= 記述問題 A =
TOPTの思い出を綴った文章のうち、「夕飯はいつも東京タワーのフッ」から「レストランも、もう無くなっちゃうのかな。」までの部分を、一字一句そのまま書き写してもらえますか。
= 記述問題 B =
TOPTの思い出を綴った文章を、最後の一文の後から書き継いでもらえますか。

= 提示された抜粋 =
........

歌姫アン。トンガリ島(TOPT)で生まれた彼女は、映画にも出演した。これからは、もうトンガリ島の歌姫アンには会えない。もう、あの歌声は聴けない。ひとつだけ願いを言ってもいいのなら。一度だけで良い、歌姫アンのライブをやってください…。

夕飯はいつも東京タワーのフットタウン1Fにあるサンジ君のおれ様レストランだった。バースデーフードを楽しんだり、キャラクターモチーフを面白がったり、それぞれの座席のイメージに心弾ませたり。友達と行くときはいつも閉店間際まで居座ってしまい、最後のお客になることも多かった。…あのレストランも、もう無くなっちゃうのかな。

カフェ麦わらも好きだった。ついつい居心地が良くて長居してしまう。ひとりでTOPTに行った後はいつもここでご飯を食べていた。その日に見た素敵なお話を、ゆっくりと堪能する時間になっていた。ヘッダー写真は、初めて行った日に撮ったもの。…ぬいぐるみは私のだよ。

私はそこまでヘビーユーザーじゃなかったかもしれない。もしかしたら落としたお金もそこまで多くないのかもしれない。でも、もう少し値上げしたって構わないから、もっとお金掛かっても構わないから、残っていてほしかった。ONE PIECE自体と経営母体が違うTOPTは、昨今のコロナの影響でもう家賃すら払えない程に衰退したんだろう。どうしてもっと早く、私達にお金を掛けさせる決断をしてくれなかったの。クラウドファンディングでもなんでも、継続させる方法を選んでくれなかったの。そんな気持ちでいっぱいだ。

........

= 表示された資料 =

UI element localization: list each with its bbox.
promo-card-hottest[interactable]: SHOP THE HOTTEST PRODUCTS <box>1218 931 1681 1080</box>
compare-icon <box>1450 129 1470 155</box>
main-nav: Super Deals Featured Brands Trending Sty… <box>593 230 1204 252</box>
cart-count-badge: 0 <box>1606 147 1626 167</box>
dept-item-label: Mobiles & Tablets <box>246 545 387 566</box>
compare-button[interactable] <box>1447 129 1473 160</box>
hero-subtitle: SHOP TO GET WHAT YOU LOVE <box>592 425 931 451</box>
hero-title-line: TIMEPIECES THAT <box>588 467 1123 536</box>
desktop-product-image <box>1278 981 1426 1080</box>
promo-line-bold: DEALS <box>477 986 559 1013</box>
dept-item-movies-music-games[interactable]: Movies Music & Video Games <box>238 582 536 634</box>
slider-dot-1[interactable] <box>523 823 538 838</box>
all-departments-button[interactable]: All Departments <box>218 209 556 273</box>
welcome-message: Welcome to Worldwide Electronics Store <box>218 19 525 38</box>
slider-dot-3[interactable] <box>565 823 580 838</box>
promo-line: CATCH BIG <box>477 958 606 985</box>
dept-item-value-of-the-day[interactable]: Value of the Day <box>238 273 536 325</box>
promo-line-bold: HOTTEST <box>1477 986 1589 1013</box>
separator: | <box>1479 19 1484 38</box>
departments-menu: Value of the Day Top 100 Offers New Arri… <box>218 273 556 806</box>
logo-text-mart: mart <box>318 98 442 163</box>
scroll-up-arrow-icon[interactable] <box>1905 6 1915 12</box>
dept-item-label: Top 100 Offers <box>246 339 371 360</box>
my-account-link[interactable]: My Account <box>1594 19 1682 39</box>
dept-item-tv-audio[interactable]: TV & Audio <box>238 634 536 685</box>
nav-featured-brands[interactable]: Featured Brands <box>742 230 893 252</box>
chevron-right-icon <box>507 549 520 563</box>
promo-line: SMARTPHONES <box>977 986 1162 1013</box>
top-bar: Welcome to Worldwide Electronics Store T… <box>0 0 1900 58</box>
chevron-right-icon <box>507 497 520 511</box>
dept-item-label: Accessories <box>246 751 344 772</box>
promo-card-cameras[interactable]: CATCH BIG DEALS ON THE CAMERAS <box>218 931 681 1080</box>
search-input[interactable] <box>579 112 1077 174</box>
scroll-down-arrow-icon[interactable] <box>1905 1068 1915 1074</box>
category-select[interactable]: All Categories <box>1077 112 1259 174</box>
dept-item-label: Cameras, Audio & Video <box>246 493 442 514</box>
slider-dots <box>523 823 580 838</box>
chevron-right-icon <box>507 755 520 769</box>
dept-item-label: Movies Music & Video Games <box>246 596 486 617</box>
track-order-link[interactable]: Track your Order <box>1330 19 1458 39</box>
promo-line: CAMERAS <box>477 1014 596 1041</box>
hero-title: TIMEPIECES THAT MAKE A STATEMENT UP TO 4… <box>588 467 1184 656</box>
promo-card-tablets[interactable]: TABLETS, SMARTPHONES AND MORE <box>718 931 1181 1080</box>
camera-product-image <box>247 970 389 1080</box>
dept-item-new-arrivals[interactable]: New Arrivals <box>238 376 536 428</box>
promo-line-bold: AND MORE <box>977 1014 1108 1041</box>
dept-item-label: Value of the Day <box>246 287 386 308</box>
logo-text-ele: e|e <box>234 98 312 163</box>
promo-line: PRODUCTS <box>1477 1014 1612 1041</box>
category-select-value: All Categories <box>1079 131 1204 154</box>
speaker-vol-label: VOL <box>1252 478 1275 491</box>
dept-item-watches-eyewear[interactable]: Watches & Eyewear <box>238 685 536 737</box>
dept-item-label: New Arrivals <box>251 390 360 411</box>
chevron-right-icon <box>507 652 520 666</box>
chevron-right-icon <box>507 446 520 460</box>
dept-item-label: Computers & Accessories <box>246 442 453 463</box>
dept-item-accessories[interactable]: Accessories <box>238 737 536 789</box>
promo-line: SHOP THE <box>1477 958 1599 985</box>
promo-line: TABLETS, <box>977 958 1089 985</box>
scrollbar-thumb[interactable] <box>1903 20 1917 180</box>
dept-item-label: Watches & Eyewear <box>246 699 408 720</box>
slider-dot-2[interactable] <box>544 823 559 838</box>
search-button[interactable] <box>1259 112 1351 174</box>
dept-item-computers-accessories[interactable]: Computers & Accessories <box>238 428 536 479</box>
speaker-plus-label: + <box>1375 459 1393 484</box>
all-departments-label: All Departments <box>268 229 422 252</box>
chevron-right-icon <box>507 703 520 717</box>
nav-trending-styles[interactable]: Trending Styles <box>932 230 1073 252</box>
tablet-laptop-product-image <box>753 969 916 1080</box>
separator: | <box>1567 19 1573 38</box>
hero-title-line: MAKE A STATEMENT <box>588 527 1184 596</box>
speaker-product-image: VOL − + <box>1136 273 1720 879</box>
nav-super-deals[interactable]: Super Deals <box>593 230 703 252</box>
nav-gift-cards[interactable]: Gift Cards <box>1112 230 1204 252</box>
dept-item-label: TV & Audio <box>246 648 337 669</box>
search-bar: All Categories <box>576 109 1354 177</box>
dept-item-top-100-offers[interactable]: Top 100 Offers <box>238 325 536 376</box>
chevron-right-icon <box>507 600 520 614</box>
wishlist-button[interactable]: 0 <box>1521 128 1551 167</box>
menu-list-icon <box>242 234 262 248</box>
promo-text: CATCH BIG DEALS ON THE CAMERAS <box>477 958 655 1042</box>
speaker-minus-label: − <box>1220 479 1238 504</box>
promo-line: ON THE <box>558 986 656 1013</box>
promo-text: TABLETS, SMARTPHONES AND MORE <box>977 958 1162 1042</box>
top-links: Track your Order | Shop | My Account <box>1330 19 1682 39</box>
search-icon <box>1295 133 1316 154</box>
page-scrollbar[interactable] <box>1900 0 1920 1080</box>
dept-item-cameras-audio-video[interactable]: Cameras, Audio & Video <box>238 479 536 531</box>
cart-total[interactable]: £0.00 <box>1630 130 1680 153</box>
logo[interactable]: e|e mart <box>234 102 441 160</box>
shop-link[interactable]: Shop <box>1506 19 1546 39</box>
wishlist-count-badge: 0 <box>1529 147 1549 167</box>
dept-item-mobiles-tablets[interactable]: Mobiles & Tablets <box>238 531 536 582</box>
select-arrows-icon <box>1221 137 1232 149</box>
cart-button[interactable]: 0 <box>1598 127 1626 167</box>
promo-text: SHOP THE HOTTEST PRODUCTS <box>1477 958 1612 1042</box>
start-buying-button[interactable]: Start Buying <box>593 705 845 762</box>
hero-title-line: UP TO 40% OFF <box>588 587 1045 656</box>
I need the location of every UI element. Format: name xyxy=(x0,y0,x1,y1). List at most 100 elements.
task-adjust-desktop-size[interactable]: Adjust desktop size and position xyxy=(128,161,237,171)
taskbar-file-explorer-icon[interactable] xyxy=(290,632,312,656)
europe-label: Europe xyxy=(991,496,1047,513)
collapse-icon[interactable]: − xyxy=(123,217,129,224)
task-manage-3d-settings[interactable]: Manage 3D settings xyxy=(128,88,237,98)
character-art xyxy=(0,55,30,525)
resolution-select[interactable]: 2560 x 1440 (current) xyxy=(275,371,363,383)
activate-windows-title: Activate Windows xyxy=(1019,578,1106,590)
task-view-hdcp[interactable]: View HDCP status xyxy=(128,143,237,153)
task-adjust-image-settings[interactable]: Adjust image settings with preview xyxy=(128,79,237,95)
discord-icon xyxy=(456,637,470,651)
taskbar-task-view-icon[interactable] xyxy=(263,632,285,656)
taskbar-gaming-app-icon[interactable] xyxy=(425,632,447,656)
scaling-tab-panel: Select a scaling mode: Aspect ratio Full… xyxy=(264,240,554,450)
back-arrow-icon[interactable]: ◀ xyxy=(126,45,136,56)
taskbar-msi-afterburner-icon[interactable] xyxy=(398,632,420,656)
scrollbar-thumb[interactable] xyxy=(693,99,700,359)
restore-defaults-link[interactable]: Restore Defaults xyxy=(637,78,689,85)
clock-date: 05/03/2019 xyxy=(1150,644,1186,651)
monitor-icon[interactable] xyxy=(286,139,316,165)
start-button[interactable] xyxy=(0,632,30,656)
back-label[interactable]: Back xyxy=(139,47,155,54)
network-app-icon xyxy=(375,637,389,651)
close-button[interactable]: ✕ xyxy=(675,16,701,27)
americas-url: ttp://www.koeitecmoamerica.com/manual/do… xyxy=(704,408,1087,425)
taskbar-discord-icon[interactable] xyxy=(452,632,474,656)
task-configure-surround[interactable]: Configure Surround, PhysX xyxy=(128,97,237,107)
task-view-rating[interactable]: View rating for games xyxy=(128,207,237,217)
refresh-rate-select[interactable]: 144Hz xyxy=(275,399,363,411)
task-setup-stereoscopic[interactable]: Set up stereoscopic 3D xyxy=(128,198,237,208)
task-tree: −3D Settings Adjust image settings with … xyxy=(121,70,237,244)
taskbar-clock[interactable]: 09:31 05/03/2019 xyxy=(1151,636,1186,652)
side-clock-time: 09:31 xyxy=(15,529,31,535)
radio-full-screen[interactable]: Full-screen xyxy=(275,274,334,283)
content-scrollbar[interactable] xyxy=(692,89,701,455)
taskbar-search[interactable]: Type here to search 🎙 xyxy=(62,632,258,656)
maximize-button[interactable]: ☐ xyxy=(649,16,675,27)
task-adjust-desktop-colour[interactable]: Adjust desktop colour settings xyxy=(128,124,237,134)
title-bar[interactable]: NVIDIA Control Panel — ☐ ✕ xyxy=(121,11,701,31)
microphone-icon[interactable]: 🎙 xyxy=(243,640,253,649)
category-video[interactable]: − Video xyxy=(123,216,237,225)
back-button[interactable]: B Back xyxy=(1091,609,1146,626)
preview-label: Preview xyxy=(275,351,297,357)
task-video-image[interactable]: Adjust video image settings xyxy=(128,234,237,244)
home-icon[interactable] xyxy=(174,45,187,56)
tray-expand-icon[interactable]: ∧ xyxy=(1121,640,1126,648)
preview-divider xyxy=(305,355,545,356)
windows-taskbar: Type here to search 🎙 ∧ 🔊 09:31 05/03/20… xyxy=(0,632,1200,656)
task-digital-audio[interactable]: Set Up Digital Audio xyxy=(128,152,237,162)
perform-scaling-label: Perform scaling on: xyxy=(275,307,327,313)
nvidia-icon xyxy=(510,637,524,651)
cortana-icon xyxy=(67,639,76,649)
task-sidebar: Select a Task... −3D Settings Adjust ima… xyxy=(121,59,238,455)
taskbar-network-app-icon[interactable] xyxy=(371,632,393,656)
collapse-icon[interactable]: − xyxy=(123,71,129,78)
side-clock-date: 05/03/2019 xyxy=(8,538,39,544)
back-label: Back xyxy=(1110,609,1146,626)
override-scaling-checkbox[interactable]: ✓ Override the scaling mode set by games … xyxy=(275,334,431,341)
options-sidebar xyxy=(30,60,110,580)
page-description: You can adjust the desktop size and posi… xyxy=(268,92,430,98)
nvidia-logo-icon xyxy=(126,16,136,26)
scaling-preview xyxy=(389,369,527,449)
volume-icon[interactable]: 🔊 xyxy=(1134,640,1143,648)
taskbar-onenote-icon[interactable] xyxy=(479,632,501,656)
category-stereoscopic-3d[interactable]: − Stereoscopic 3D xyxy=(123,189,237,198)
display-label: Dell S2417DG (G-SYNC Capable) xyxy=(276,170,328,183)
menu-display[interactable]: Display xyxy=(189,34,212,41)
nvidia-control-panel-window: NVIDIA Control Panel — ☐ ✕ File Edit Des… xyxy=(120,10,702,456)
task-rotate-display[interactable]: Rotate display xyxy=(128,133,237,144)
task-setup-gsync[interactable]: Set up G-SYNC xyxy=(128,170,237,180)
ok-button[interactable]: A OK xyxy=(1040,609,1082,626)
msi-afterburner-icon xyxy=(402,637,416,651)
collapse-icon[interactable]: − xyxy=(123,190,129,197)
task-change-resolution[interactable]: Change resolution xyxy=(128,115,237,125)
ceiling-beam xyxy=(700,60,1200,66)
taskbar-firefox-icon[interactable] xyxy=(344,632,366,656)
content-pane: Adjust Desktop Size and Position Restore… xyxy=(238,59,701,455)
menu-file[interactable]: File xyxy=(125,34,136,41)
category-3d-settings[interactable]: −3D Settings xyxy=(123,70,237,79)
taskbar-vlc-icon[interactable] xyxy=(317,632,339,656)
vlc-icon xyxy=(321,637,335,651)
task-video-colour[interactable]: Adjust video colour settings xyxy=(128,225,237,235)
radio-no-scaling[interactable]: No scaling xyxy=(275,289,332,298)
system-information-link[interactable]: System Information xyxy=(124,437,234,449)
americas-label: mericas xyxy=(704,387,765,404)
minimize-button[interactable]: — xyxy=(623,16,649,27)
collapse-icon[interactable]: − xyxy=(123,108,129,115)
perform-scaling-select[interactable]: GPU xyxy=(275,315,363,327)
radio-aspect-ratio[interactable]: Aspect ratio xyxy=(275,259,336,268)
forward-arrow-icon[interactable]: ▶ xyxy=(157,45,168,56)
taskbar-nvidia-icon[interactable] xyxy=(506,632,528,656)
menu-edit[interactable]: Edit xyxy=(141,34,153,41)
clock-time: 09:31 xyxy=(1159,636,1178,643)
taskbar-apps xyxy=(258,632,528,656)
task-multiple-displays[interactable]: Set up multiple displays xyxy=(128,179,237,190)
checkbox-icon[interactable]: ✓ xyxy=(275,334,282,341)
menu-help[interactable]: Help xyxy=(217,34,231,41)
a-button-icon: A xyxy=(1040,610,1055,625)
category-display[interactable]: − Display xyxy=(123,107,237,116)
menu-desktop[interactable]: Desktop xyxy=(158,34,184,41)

........

= 演習結果 A =
夕飯はいつも東京タワーのフットタウン1Fにあるサンジ君のおれ様レストランだった。バースデーフードを楽しんだり、キャラクターモチーフを面白がったり、それぞれの座席のイメージに心弾ませたり。友達と行くときはいつも閉店間際まで居座ってしまい、最後のお客になることも多かった。…あのレストランも、もう無くなっちゃうのかな。

= 演習結果 B =
とは言え、決まってしまった話にもうどう抗っても一個人が勝てるわけもない。叶ってほしい夢はいくつもあったのに、もう叶う事もない。行っても、麦わらの一味は出迎えてもくれない。失う世界が、大きすぎる。

TOPTの閉園のお知らせに書かれた言葉。

〝麦わらの一味〟が「トンガリ島」を間もなく出航する日を迎えます。

思えば長い寄港でしたね。5年もの間、この島を守ってくれてありがとう。これから先の貴方方の航海に、幸多き事を。叶うならば、いつかまた帰ってきてください。私は観光客でしかありませんが、この島で再び会えることを祈っています。本当に、ありがとう。

いってらっしゃい。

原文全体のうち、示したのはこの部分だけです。